**Task brief**
Images must not appear in your copy; reproduce every other part of the records exactly.

(Collected data entries)
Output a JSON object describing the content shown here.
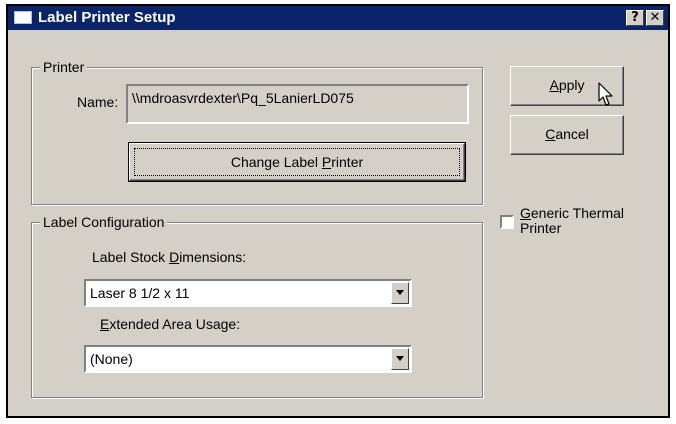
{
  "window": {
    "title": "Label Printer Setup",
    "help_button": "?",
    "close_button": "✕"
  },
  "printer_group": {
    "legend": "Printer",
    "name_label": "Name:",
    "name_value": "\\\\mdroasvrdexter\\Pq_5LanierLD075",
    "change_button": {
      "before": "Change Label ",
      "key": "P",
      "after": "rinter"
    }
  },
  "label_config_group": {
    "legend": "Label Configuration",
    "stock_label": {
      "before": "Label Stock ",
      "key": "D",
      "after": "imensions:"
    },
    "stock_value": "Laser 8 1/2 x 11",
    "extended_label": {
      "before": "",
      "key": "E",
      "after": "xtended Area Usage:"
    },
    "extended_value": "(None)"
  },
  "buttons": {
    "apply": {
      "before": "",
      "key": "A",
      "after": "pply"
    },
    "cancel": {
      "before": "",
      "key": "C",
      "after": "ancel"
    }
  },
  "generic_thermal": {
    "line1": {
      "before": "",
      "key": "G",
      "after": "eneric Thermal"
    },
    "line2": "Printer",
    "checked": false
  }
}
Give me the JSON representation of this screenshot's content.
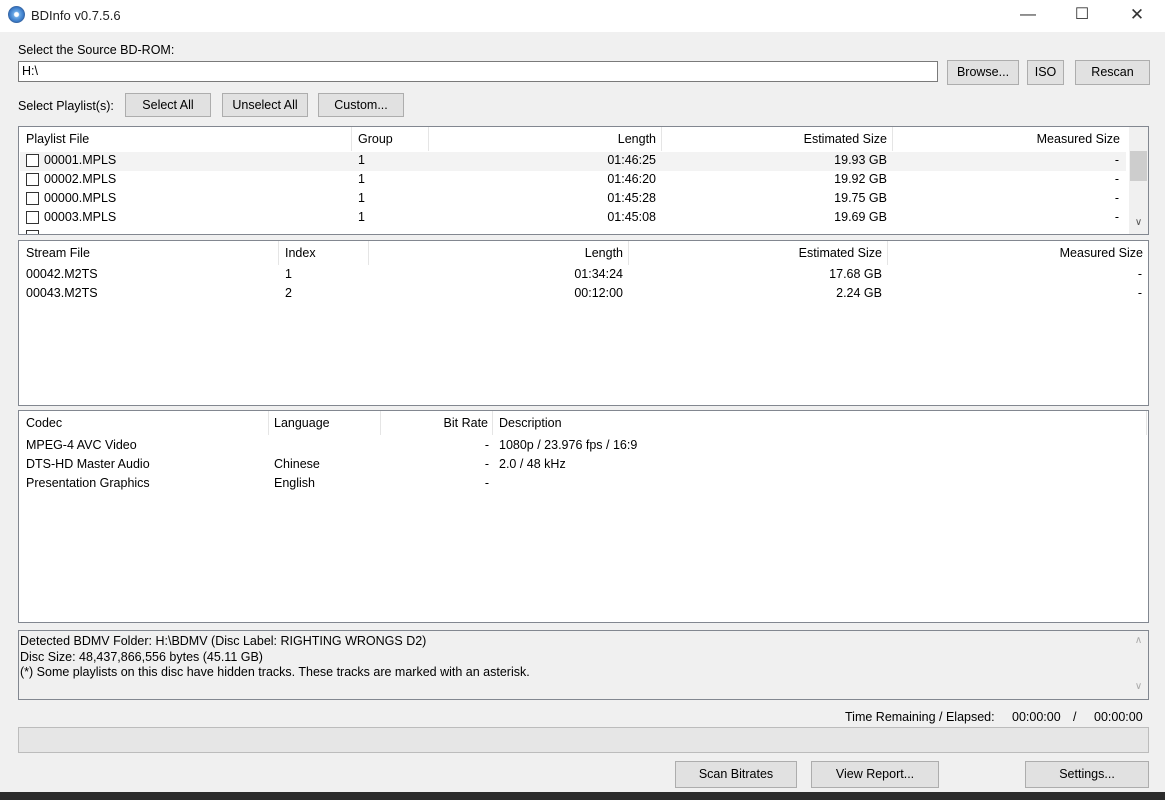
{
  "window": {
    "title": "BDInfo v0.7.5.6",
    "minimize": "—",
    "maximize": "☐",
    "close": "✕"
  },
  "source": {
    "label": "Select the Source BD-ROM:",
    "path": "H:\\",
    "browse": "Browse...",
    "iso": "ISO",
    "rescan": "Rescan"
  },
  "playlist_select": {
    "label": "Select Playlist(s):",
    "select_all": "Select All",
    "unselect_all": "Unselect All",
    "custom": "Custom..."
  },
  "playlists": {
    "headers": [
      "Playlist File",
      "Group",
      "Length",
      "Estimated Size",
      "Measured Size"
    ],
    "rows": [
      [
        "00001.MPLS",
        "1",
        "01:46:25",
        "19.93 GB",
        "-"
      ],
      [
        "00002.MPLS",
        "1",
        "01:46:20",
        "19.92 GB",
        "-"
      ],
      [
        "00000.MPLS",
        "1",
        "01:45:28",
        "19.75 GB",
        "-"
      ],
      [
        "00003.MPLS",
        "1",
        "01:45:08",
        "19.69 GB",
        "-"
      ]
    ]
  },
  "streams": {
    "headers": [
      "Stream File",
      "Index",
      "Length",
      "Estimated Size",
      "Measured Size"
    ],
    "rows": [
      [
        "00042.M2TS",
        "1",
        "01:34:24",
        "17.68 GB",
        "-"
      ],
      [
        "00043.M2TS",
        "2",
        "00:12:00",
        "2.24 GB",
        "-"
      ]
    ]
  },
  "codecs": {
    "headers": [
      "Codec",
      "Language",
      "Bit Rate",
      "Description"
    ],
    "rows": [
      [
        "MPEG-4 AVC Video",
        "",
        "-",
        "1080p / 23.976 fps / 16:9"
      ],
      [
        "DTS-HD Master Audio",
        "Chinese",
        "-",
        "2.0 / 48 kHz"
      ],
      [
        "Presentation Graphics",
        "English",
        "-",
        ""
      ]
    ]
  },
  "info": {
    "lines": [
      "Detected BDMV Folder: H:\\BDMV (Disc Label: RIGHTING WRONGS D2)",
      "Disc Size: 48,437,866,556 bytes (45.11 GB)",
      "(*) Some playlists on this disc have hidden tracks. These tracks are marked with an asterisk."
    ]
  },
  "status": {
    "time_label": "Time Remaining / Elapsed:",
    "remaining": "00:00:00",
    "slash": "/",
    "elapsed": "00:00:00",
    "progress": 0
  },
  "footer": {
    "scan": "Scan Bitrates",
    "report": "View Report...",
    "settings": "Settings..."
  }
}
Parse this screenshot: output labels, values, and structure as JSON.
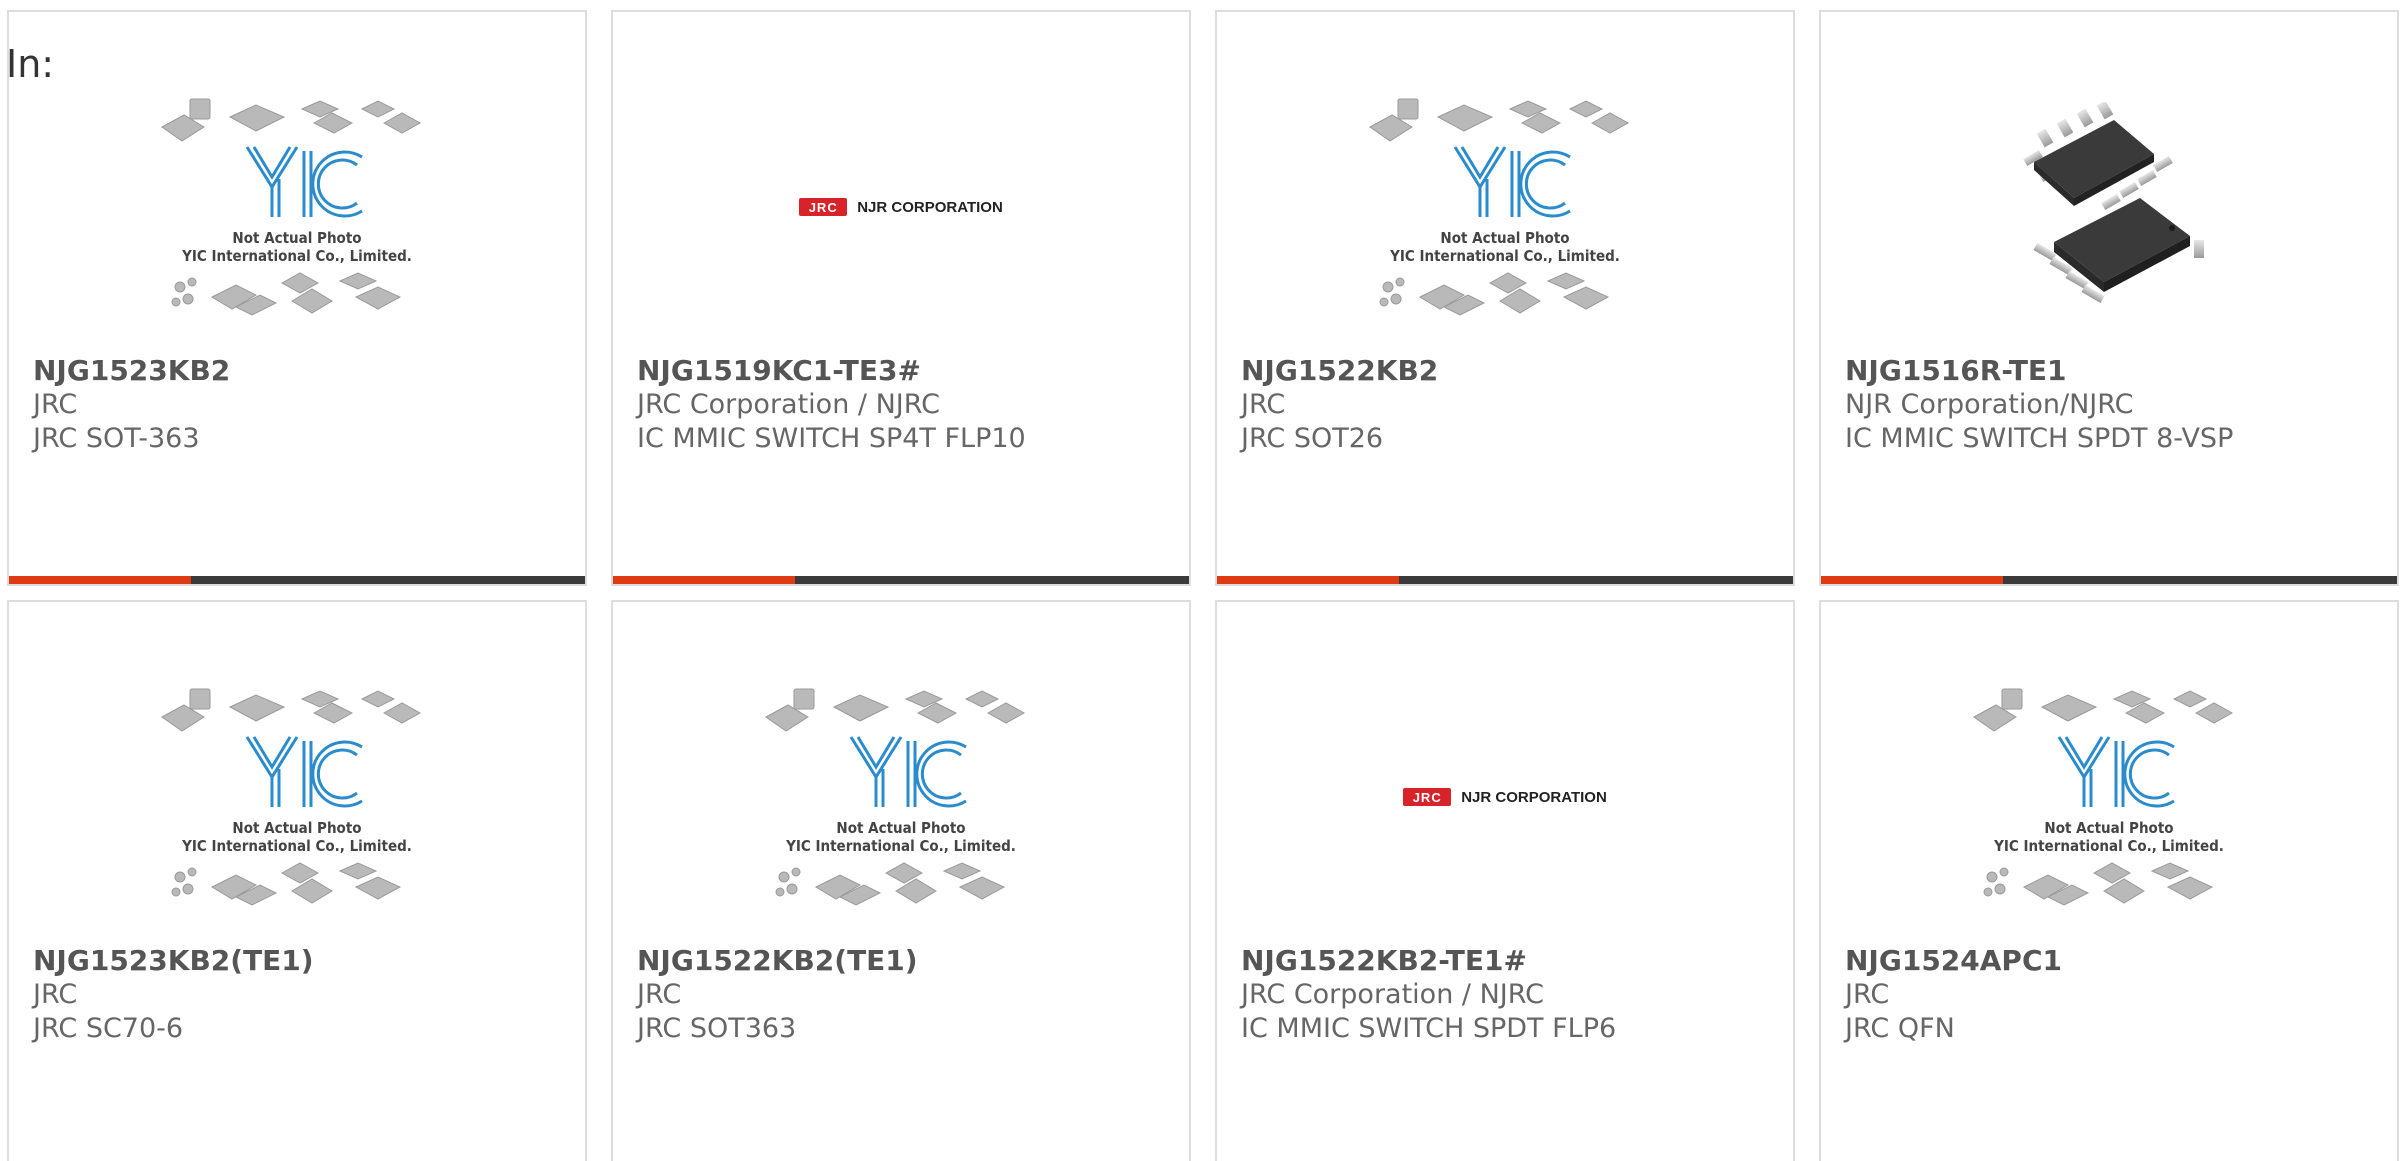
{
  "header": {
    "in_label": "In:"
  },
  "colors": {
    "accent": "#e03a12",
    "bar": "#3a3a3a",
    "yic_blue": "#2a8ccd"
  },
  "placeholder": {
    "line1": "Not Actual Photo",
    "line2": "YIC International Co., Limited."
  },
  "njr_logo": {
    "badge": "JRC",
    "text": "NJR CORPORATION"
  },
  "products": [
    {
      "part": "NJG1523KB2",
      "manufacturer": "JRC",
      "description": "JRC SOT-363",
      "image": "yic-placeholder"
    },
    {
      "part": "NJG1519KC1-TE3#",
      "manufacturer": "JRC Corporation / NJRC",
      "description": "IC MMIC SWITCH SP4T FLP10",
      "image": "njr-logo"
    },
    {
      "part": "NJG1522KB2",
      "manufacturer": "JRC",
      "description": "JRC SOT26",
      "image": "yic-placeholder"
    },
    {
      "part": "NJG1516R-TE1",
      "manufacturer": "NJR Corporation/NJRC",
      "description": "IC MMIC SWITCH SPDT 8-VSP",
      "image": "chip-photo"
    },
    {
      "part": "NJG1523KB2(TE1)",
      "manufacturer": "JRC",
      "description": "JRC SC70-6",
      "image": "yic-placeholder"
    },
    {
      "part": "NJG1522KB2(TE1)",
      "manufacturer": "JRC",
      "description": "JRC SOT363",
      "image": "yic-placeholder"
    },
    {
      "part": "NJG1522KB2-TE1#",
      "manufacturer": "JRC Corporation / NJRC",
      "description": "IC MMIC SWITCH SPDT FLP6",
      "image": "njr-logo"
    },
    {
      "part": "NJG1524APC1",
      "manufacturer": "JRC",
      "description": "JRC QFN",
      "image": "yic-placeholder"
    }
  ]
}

**Written reply**
Output a JSON object describing the content shown here.
{
  "window": {
    "title": "Label Printer Setup",
    "help_button": "?",
    "close_button": "✕"
  },
  "printer_group": {
    "legend": "Printer",
    "name_label": "Name:",
    "name_value": "\\\\mdroasvrdexter\\Pq_5LanierLD075",
    "change_button": {
      "before": "Change Label ",
      "key": "P",
      "after": "rinter"
    }
  },
  "label_config_group": {
    "legend": "Label Configuration",
    "stock_label": {
      "before": "Label Stock ",
      "key": "D",
      "after": "imensions:"
    },
    "stock_value": "Laser 8 1/2 x 11",
    "extended_label": {
      "before": "",
      "key": "E",
      "after": "xtended Area Usage:"
    },
    "extended_value": "(None)"
  },
  "buttons": {
    "apply": {
      "before": "",
      "key": "A",
      "after": "pply"
    },
    "cancel": {
      "before": "",
      "key": "C",
      "after": "ancel"
    }
  },
  "generic_thermal": {
    "line1": {
      "before": "",
      "key": "G",
      "after": "eneric Thermal"
    },
    "line2": "Printer",
    "checked": false
  }
}
Give me the JSON representation of this screenshot's content.
{
  "window": {
    "title": "BDInfo v0.7.5.6",
    "minimize": "—",
    "maximize": "☐",
    "close": "✕"
  },
  "source": {
    "label": "Select the Source BD-ROM:",
    "path": "H:\\",
    "browse": "Browse...",
    "iso": "ISO",
    "rescan": "Rescan"
  },
  "playlist_select": {
    "label": "Select Playlist(s):",
    "select_all": "Select All",
    "unselect_all": "Unselect All",
    "custom": "Custom..."
  },
  "playlists": {
    "headers": [
      "Playlist File",
      "Group",
      "Length",
      "Estimated Size",
      "Measured Size"
    ],
    "rows": [
      [
        "00001.MPLS",
        "1",
        "01:46:25",
        "19.93 GB",
        "-"
      ],
      [
        "00002.MPLS",
        "1",
        "01:46:20",
        "19.92 GB",
        "-"
      ],
      [
        "00000.MPLS",
        "1",
        "01:45:28",
        "19.75 GB",
        "-"
      ],
      [
        "00003.MPLS",
        "1",
        "01:45:08",
        "19.69 GB",
        "-"
      ]
    ]
  },
  "streams": {
    "headers": [
      "Stream File",
      "Index",
      "Length",
      "Estimated Size",
      "Measured Size"
    ],
    "rows": [
      [
        "00042.M2TS",
        "1",
        "01:34:24",
        "17.68 GB",
        "-"
      ],
      [
        "00043.M2TS",
        "2",
        "00:12:00",
        "2.24 GB",
        "-"
      ]
    ]
  },
  "codecs": {
    "headers": [
      "Codec",
      "Language",
      "Bit Rate",
      "Description"
    ],
    "rows": [
      [
        "MPEG-4 AVC Video",
        "",
        "-",
        "1080p / 23.976 fps / 16:9"
      ],
      [
        "DTS-HD Master Audio",
        "Chinese",
        "-",
        "2.0 / 48 kHz"
      ],
      [
        "Presentation Graphics",
        "English",
        "-",
        ""
      ]
    ]
  },
  "info": {
    "lines": [
      "Detected BDMV Folder: H:\\BDMV (Disc Label: RIGHTING WRONGS D2)",
      "Disc Size: 48,437,866,556 bytes (45.11 GB)",
      "(*) Some playlists on this disc have hidden tracks. These tracks are marked with an asterisk."
    ]
  },
  "status": {
    "time_label": "Time Remaining / Elapsed:",
    "remaining": "00:00:00",
    "slash": "/",
    "elapsed": "00:00:00",
    "progress": 0
  },
  "footer": {
    "scan": "Scan Bitrates",
    "report": "View Report...",
    "settings": "Settings..."
  }
}
Parse this screenshot: output labels, values, and structure as JSON.
{
  "header": {
    "in_label": "In:"
  },
  "colors": {
    "accent": "#e03a12",
    "bar": "#3a3a3a",
    "yic_blue": "#2a8ccd"
  },
  "placeholder": {
    "line1": "Not Actual Photo",
    "line2": "YIC International Co., Limited."
  },
  "njr_logo": {
    "badge": "JRC",
    "text": "NJR CORPORATION"
  },
  "products": [
    {
      "part": "NJG1523KB2",
      "manufacturer": "JRC",
      "description": "JRC SOT-363",
      "image": "yic-placeholder"
    },
    {
      "part": "NJG1519KC1-TE3#",
      "manufacturer": "JRC Corporation / NJRC",
      "description": "IC MMIC SWITCH SP4T FLP10",
      "image": "njr-logo"
    },
    {
      "part": "NJG1522KB2",
      "manufacturer": "JRC",
      "description": "JRC SOT26",
      "image": "yic-placeholder"
    },
    {
      "part": "NJG1516R-TE1",
      "manufacturer": "NJR Corporation/NJRC",
      "description": "IC MMIC SWITCH SPDT 8-VSP",
      "image": "chip-photo"
    },
    {
      "part": "NJG1523KB2(TE1)",
      "manufacturer": "JRC",
      "description": "JRC SC70-6",
      "image": "yic-placeholder"
    },
    {
      "part": "NJG1522KB2(TE1)",
      "manufacturer": "JRC",
      "description": "JRC SOT363",
      "image": "yic-placeholder"
    },
    {
      "part": "NJG1522KB2-TE1#",
      "manufacturer": "JRC Corporation / NJRC",
      "description": "IC MMIC SWITCH SPDT FLP6",
      "image": "njr-logo"
    },
    {
      "part": "NJG1524APC1",
      "manufacturer": "JRC",
      "description": "JRC QFN",
      "image": "yic-placeholder"
    }
  ]
}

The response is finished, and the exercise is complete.